▼

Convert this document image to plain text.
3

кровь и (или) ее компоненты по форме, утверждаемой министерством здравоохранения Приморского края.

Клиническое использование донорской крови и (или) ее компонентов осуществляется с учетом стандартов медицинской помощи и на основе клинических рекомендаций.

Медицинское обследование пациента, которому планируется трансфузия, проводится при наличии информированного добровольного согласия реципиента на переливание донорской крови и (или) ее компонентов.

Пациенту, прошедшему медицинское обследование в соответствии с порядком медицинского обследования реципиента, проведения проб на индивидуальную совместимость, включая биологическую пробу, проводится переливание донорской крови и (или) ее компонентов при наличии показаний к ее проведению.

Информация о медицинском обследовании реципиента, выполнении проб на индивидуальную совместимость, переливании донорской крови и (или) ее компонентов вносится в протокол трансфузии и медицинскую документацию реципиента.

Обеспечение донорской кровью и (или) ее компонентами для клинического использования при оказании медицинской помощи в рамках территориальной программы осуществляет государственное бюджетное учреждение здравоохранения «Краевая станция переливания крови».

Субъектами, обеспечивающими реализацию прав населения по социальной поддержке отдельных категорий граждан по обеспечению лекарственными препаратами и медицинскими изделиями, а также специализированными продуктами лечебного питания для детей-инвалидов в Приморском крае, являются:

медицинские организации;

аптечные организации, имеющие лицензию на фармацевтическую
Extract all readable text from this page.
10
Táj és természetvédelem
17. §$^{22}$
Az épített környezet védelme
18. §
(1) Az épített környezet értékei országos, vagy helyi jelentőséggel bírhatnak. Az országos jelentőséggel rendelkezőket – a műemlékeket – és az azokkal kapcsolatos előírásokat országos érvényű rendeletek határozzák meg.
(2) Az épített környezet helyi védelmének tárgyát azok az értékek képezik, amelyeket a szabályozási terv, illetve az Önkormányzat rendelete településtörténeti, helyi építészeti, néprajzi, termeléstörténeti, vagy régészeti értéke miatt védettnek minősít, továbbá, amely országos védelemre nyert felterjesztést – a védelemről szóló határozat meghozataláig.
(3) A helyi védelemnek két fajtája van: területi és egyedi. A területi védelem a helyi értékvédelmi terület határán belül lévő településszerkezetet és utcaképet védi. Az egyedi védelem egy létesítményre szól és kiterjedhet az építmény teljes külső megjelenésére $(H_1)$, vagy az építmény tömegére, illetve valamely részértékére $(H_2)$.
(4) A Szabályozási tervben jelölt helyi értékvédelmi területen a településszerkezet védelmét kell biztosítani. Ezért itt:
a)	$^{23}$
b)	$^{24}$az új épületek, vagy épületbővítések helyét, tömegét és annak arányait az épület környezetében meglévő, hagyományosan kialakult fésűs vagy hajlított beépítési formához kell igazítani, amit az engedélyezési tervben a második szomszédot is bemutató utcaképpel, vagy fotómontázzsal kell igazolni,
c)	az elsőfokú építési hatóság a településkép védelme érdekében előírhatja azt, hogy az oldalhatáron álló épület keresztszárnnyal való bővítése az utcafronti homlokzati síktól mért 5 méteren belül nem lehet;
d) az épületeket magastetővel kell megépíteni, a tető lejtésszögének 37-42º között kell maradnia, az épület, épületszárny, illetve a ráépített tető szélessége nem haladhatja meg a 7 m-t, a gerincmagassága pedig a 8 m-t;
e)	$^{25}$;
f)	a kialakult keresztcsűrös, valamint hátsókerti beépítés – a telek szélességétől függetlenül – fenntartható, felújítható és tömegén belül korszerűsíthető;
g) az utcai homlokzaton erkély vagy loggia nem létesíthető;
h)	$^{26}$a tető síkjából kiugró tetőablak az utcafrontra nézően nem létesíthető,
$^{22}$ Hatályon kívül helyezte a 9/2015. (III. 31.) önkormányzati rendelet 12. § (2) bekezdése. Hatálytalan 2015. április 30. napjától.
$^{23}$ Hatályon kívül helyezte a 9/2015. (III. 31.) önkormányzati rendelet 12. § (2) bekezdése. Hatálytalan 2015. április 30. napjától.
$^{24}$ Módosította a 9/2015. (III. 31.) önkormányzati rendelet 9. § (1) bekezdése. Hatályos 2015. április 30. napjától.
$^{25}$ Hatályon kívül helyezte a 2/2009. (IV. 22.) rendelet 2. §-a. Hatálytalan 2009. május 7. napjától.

▲

DIRECTIONS FOR THIS TASK: Extract all of the data shown above without alteration.

RESULT:
Convert this document image to plain text.
3

кровь и (или) ее компоненты по форме, утверждаемой министерством здравоохранения Приморского края.

Клиническое использование донорской крови и (или) ее компонентов осуществляется с учетом стандартов медицинской помощи и на основе клинических рекомендаций.

Медицинское обследование пациента, которому планируется трансфузия, проводится при наличии информированного добровольного согласия реципиента на переливание донорской крови и (или) ее компонентов.

Пациенту, прошедшему медицинское обследование в соответствии с порядком медицинского обследования реципиента, проведения проб на индивидуальную совместимость, включая биологическую пробу, проводится переливание донорской крови и (или) ее компонентов при наличии показаний к ее проведению.

Информация о медицинском обследовании реципиента, выполнении проб на индивидуальную совместимость, переливании донорской крови и (или) ее компонентов вносится в протокол трансфузии и медицинскую документацию реципиента.

Обеспечение донорской кровью и (или) ее компонентами для клинического использования при оказании медицинской помощи в рамках территориальной программы осуществляет государственное бюджетное учреждение здравоохранения «Краевая станция переливания крови».

Субъектами, обеспечивающими реализацию прав населения по социальной поддержке отдельных категорий граждан по обеспечению лекарственными препаратами и медицинскими изделиями, а также специализированными продуктами лечебного питания для детей-инвалидов в Приморском крае, являются:

медицинские организации;

аптечные организации, имеющие лицензию на фармацевтическую
Extract all readable text from this page.
10
Táj és természetvédelem
17. §$^{22}$
Az épített környezet védelme
18. §
(1) Az épített környezet értékei országos, vagy helyi jelentőséggel bírhatnak. Az országos jelentőséggel rendelkezőket – a műemlékeket – és az azokkal kapcsolatos előírásokat országos érvényű rendeletek határozzák meg.
(2) Az épített környezet helyi védelmének tárgyát azok az értékek képezik, amelyeket a szabályozási terv, illetve az Önkormányzat rendelete településtörténeti, helyi építészeti, néprajzi, termeléstörténeti, vagy régészeti értéke miatt védettnek minősít, továbbá, amely országos védelemre nyert felterjesztést – a védelemről szóló határozat meghozataláig.
(3) A helyi védelemnek két fajtája van: területi és egyedi. A területi védelem a helyi értékvédelmi terület határán belül lévő településszerkezetet és utcaképet védi. Az egyedi védelem egy létesítményre szól és kiterjedhet az építmény teljes külső megjelenésére $(H_1)$, vagy az építmény tömegére, illetve valamely részértékére $(H_2)$.
(4) A Szabályozási tervben jelölt helyi értékvédelmi területen a településszerkezet védelmét kell biztosítani. Ezért itt:
a)	$^{23}$
b)	$^{24}$az új épületek, vagy épületbővítések helyét, tömegét és annak arányait az épület környezetében meglévő, hagyományosan kialakult fésűs vagy hajlított beépítési formához kell igazítani, amit az engedélyezési tervben a második szomszédot is bemutató utcaképpel, vagy fotómontázzsal kell igazolni,
c)	az elsőfokú építési hatóság a településkép védelme érdekében előírhatja azt, hogy az oldalhatáron álló épület keresztszárnnyal való bővítése az utcafronti homlokzati síktól mért 5 méteren belül nem lehet;
d) az épületeket magastetővel kell megépíteni, a tető lejtésszögének 37-42º között kell maradnia, az épület, épületszárny, illetve a ráépített tető szélessége nem haladhatja meg a 7 m-t, a gerincmagassága pedig a 8 m-t;
e)	$^{25}$;
f)	a kialakult keresztcsűrös, valamint hátsókerti beépítés – a telek szélességétől függetlenül – fenntartható, felújítható és tömegén belül korszerűsíthető;
g) az utcai homlokzaton erkély vagy loggia nem létesíthető;
h)	$^{26}$a tető síkjából kiugró tetőablak az utcafrontra nézően nem létesíthető,
$^{22}$ Hatályon kívül helyezte a 9/2015. (III. 31.) önkormányzati rendelet 12. § (2) bekezdése. Hatálytalan 2015. április 30. napjától.
$^{23}$ Hatályon kívül helyezte a 9/2015. (III. 31.) önkormányzati rendelet 12. § (2) bekezdése. Hatálytalan 2015. április 30. napjától.
$^{24}$ Módosította a 9/2015. (III. 31.) önkormányzati rendelet 9. § (1) bekezdése. Hatályos 2015. április 30. napjától.
$^{25}$ Hatályon kívül helyezte a 2/2009. (IV. 22.) rendelet 2. §-a. Hatálytalan 2009. május 7. napjától.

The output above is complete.